Search the data below for the string "title". Extract every line that contains it.

-- START OF Records for processing --

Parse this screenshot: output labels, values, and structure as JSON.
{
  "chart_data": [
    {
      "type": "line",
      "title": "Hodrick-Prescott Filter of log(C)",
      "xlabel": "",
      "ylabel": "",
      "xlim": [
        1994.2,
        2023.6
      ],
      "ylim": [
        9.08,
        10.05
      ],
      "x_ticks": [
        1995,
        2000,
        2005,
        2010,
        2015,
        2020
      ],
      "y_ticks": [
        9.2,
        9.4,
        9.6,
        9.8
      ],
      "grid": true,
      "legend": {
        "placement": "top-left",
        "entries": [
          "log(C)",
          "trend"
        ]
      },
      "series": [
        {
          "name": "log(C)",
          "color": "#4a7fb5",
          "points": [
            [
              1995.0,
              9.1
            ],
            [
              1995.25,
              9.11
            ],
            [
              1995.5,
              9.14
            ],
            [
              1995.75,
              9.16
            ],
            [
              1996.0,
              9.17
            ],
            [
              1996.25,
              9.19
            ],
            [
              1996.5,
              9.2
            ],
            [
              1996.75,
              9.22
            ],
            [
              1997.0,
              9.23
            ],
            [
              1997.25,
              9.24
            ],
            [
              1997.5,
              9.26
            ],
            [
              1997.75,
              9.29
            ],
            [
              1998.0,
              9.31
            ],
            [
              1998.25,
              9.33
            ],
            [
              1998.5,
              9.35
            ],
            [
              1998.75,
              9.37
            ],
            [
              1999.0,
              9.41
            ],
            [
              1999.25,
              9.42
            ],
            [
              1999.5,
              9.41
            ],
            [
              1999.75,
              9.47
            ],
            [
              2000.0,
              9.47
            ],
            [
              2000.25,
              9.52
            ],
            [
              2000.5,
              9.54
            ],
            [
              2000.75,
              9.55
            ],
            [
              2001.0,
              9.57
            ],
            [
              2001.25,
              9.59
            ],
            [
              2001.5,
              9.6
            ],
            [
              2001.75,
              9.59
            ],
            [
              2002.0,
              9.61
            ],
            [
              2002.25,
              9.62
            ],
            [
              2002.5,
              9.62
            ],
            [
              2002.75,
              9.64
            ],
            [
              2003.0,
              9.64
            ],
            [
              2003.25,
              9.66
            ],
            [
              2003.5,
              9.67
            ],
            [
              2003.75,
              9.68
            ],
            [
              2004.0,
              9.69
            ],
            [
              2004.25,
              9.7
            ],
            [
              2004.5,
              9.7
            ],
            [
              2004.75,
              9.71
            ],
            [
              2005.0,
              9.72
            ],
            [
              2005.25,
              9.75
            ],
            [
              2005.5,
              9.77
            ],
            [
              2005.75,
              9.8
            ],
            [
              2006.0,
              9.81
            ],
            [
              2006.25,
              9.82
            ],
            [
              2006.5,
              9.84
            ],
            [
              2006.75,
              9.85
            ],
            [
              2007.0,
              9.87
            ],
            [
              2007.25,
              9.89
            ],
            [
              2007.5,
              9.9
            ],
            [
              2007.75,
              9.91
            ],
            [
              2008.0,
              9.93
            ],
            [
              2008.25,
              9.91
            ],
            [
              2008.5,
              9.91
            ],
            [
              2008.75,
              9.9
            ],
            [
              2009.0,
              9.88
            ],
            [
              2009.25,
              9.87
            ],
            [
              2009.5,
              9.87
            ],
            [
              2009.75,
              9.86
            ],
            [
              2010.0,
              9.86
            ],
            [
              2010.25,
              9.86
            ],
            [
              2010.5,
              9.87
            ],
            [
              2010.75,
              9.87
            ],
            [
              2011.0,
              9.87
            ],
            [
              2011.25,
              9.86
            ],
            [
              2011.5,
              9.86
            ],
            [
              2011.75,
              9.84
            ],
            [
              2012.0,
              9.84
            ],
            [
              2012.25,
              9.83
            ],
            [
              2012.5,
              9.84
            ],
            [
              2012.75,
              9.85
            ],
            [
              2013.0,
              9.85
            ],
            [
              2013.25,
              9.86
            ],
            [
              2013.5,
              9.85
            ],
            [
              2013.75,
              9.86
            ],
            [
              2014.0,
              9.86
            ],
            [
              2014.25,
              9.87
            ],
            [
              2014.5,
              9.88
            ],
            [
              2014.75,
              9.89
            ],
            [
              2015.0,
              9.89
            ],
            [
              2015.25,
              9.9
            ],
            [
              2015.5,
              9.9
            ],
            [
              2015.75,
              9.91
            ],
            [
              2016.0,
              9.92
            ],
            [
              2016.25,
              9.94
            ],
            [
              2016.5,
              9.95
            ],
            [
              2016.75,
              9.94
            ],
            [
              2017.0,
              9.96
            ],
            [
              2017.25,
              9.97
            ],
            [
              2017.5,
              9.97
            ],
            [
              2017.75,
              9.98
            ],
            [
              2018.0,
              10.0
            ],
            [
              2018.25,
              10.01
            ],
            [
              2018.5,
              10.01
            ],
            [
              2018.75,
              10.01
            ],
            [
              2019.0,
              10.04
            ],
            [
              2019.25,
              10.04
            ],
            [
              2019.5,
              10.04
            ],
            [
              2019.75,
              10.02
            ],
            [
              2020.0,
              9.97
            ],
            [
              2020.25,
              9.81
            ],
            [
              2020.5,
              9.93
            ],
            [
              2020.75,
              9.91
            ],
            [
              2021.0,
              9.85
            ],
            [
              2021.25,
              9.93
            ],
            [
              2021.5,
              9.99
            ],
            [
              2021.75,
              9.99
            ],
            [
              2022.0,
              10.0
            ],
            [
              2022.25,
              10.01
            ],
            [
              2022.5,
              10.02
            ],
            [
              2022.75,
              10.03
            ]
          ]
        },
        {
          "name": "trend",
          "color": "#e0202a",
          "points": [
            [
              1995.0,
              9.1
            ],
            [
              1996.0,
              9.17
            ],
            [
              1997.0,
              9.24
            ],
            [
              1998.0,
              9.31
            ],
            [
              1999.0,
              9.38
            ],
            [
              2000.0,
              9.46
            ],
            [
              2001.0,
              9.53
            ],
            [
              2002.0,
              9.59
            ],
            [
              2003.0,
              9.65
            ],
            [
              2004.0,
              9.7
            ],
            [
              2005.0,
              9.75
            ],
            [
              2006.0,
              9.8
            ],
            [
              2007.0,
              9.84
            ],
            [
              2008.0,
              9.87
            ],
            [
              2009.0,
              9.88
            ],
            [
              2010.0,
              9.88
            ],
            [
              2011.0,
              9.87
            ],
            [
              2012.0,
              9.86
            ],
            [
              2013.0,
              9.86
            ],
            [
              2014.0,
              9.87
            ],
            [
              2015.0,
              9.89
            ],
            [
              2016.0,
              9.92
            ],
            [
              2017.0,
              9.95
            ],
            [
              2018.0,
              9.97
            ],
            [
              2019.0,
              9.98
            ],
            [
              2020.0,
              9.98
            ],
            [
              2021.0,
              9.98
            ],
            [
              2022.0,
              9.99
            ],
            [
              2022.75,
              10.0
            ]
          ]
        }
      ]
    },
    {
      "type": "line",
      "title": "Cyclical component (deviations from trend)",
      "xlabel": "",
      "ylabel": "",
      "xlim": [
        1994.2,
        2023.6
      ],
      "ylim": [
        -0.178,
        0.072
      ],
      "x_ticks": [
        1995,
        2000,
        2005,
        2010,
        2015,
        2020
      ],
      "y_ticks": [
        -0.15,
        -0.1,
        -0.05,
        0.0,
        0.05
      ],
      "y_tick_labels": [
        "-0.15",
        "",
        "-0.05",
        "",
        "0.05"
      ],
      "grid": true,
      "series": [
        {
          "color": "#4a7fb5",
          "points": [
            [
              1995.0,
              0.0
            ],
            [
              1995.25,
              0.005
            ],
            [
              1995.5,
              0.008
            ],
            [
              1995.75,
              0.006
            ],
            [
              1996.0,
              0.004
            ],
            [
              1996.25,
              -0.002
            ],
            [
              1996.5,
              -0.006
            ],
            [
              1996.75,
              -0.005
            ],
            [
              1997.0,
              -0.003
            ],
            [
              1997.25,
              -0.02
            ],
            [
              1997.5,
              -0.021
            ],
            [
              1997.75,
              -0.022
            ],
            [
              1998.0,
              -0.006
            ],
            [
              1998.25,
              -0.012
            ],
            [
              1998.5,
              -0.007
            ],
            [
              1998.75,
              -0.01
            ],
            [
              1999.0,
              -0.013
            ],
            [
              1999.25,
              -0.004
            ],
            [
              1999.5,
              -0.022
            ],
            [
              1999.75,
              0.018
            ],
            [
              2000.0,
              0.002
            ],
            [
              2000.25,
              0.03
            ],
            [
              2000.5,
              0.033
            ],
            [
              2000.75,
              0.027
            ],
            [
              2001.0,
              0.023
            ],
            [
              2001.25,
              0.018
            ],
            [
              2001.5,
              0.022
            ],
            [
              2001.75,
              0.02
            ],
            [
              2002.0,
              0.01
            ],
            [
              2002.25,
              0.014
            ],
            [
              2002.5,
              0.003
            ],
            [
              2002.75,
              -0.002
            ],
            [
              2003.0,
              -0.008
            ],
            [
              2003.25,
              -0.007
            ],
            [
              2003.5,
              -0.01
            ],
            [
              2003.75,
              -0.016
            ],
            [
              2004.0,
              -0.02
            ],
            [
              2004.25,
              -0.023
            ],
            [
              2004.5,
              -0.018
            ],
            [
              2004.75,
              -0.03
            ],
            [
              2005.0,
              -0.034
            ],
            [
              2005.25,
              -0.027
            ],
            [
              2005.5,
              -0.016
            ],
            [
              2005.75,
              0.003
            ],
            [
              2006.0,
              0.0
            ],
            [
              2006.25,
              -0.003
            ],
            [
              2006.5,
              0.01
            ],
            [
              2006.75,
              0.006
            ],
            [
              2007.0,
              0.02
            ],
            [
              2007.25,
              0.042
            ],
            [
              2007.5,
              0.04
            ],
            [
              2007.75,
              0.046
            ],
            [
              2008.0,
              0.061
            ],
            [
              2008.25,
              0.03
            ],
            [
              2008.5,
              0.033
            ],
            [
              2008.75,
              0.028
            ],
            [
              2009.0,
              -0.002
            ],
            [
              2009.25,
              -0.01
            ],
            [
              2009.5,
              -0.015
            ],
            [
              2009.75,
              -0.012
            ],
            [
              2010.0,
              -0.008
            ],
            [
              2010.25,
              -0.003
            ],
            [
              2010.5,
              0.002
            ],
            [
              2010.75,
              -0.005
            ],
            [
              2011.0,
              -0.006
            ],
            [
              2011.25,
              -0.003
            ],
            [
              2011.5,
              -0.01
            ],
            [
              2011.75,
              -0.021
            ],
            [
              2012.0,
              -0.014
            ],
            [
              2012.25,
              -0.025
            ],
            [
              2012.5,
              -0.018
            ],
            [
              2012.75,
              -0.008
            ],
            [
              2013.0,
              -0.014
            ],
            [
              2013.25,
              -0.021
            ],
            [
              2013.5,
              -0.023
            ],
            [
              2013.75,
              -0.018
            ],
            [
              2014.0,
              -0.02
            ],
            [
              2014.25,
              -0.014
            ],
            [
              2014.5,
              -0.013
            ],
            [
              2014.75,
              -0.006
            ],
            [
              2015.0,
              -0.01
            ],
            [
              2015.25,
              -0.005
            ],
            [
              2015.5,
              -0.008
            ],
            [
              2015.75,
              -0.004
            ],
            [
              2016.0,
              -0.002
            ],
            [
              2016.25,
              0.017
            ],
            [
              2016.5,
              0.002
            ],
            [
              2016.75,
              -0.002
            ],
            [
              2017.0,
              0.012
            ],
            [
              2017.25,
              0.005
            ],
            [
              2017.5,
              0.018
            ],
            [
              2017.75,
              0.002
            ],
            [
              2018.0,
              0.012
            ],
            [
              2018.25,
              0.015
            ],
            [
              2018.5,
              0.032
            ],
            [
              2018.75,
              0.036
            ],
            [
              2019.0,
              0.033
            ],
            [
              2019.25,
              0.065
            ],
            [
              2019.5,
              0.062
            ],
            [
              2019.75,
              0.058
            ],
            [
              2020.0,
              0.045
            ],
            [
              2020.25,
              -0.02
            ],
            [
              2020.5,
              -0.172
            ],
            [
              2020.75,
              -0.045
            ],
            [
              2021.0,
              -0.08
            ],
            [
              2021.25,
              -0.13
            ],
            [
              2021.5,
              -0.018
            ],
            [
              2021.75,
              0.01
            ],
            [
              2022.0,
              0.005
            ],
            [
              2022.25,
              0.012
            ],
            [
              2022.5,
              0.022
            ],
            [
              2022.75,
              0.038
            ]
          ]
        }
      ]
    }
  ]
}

-- END OF Records for processing --

* [The output]:
      "title": "Hodrick-Prescott Filter of log(C)",
      "title": "Cyclical component (deviations from trend)",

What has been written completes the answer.